*** Records provided

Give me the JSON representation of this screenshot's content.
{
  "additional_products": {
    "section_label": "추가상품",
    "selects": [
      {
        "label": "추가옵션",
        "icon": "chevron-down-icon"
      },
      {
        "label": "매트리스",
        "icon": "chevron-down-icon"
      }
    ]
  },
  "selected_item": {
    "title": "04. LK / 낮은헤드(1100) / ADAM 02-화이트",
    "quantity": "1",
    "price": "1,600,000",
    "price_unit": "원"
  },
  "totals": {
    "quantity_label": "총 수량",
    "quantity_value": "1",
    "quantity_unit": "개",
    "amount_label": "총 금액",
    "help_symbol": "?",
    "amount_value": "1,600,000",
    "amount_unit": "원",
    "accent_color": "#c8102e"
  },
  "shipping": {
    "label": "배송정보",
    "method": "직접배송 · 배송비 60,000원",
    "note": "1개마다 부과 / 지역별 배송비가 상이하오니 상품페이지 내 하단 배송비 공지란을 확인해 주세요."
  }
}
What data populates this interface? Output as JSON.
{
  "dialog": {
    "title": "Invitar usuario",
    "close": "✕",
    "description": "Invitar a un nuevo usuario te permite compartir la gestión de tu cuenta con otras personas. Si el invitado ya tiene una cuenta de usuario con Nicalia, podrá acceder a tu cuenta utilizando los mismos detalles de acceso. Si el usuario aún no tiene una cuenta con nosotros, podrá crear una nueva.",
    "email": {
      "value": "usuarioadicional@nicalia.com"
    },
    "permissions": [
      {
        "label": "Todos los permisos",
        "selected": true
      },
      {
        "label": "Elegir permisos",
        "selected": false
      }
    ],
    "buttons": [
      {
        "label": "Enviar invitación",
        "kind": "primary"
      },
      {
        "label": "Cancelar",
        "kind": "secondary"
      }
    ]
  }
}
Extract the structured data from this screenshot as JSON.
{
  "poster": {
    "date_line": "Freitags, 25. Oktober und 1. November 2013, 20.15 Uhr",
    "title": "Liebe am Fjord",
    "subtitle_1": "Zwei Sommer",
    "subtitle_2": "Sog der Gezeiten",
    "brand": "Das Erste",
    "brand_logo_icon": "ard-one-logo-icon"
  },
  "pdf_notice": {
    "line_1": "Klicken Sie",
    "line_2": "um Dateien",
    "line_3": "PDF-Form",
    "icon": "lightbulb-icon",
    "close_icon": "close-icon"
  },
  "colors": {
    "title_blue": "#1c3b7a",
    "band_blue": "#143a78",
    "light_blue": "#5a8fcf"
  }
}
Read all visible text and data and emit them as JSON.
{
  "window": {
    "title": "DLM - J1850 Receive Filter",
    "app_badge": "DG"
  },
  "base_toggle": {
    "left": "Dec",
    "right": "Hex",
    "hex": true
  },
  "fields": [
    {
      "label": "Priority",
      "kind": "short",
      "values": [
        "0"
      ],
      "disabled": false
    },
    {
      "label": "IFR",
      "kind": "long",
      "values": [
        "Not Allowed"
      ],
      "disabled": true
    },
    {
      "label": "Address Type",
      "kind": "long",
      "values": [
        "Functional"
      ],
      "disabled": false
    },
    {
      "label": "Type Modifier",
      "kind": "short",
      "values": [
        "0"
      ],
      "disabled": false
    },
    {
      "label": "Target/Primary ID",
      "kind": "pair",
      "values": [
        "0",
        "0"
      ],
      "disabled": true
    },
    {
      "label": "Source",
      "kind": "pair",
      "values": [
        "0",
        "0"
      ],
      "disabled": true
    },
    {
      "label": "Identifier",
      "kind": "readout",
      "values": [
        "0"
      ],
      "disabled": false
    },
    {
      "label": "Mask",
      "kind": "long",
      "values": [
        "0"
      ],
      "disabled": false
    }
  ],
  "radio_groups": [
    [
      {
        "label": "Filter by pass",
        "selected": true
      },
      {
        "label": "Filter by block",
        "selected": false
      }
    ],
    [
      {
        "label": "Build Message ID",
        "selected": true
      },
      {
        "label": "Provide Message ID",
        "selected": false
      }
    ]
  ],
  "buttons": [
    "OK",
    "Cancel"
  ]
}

******

Show the data once more, exactly as it was written.

Give me the JSON representation of this screenshot's content.
{
  "additional_products": {
    "section_label": "추가상품",
    "selects": [
      {
        "label": "추가옵션",
        "icon": "chevron-down-icon"
      },
      {
        "label": "매트리스",
        "icon": "chevron-down-icon"
      }
    ]
  },
  "selected_item": {
    "title": "04. LK / 낮은헤드(1100) / ADAM 02-화이트",
    "quantity": "1",
    "price": "1,600,000",
    "price_unit": "원"
  },
  "totals": {
    "quantity_label": "총 수량",
    "quantity_value": "1",
    "quantity_unit": "개",
    "amount_label": "총 금액",
    "help_symbol": "?",
    "amount_value": "1,600,000",
    "amount_unit": "원",
    "accent_color": "#c8102e"
  },
  "shipping": {
    "label": "배송정보",
    "method": "직접배송 · 배송비 60,000원",
    "note": "1개마다 부과 / 지역별 배송비가 상이하오니 상품페이지 내 하단 배송비 공지란을 확인해 주세요."
  }
}
What data populates this interface? Output as JSON.
{
  "dialog": {
    "title": "Invitar usuario",
    "close": "✕",
    "description": "Invitar a un nuevo usuario te permite compartir la gestión de tu cuenta con otras personas. Si el invitado ya tiene una cuenta de usuario con Nicalia, podrá acceder a tu cuenta utilizando los mismos detalles de acceso. Si el usuario aún no tiene una cuenta con nosotros, podrá crear una nueva.",
    "email": {
      "value": "usuarioadicional@nicalia.com"
    },
    "permissions": [
      {
        "label": "Todos los permisos",
        "selected": true
      },
      {
        "label": "Elegir permisos",
        "selected": false
      }
    ],
    "buttons": [
      {
        "label": "Enviar invitación",
        "kind": "primary"
      },
      {
        "label": "Cancelar",
        "kind": "secondary"
      }
    ]
  }
}
Extract the structured data from this screenshot as JSON.
{
  "poster": {
    "date_line": "Freitags, 25. Oktober und 1. November 2013, 20.15 Uhr",
    "title": "Liebe am Fjord",
    "subtitle_1": "Zwei Sommer",
    "subtitle_2": "Sog der Gezeiten",
    "brand": "Das Erste",
    "brand_logo_icon": "ard-one-logo-icon"
  },
  "pdf_notice": {
    "line_1": "Klicken Sie",
    "line_2": "um Dateien",
    "line_3": "PDF-Form",
    "icon": "lightbulb-icon",
    "close_icon": "close-icon"
  },
  "colors": {
    "title_blue": "#1c3b7a",
    "band_blue": "#143a78",
    "light_blue": "#5a8fcf"
  }
}
Read all visible text and data and emit them as JSON.
{
  "window": {
    "title": "DLM - J1850 Receive Filter",
    "app_badge": "DG"
  },
  "base_toggle": {
    "left": "Dec",
    "right": "Hex",
    "hex": true
  },
  "fields": [
    {
      "label": "Priority",
      "kind": "short",
      "values": [
        "0"
      ],
      "disabled": false
    },
    {
      "label": "IFR",
      "kind": "long",
      "values": [
        "Not Allowed"
      ],
      "disabled": true
    },
    {
      "label": "Address Type",
      "kind": "long",
      "values": [
        "Functional"
      ],
      "disabled": false
    },
    {
      "label": "Type Modifier",
      "kind": "short",
      "values": [
        "0"
      ],
      "disabled": false
    },
    {
      "label": "Target/Primary ID",
      "kind": "pair",
      "values": [
        "0",
        "0"
      ],
      "disabled": true
    },
    {
      "label": "Source",
      "kind": "pair",
      "values": [
        "0",
        "0"
      ],
      "disabled": true
    },
    {
      "label": "Identifier",
      "kind": "readout",
      "values": [
        "0"
      ],
      "disabled": false
    },
    {
      "label": "Mask",
      "kind": "long",
      "values": [
        "0"
      ],
      "disabled": false
    }
  ],
  "radio_groups": [
    [
      {
        "label": "Filter by pass",
        "selected": true
      },
      {
        "label": "Filter by block",
        "selected": false
      }
    ],
    [
      {
        "label": "Build Message ID",
        "selected": true
      },
      {
        "label": "Provide Message ID",
        "selected": false
      }
    ]
  ],
  "buttons": [
    "OK",
    "Cancel"
  ]
}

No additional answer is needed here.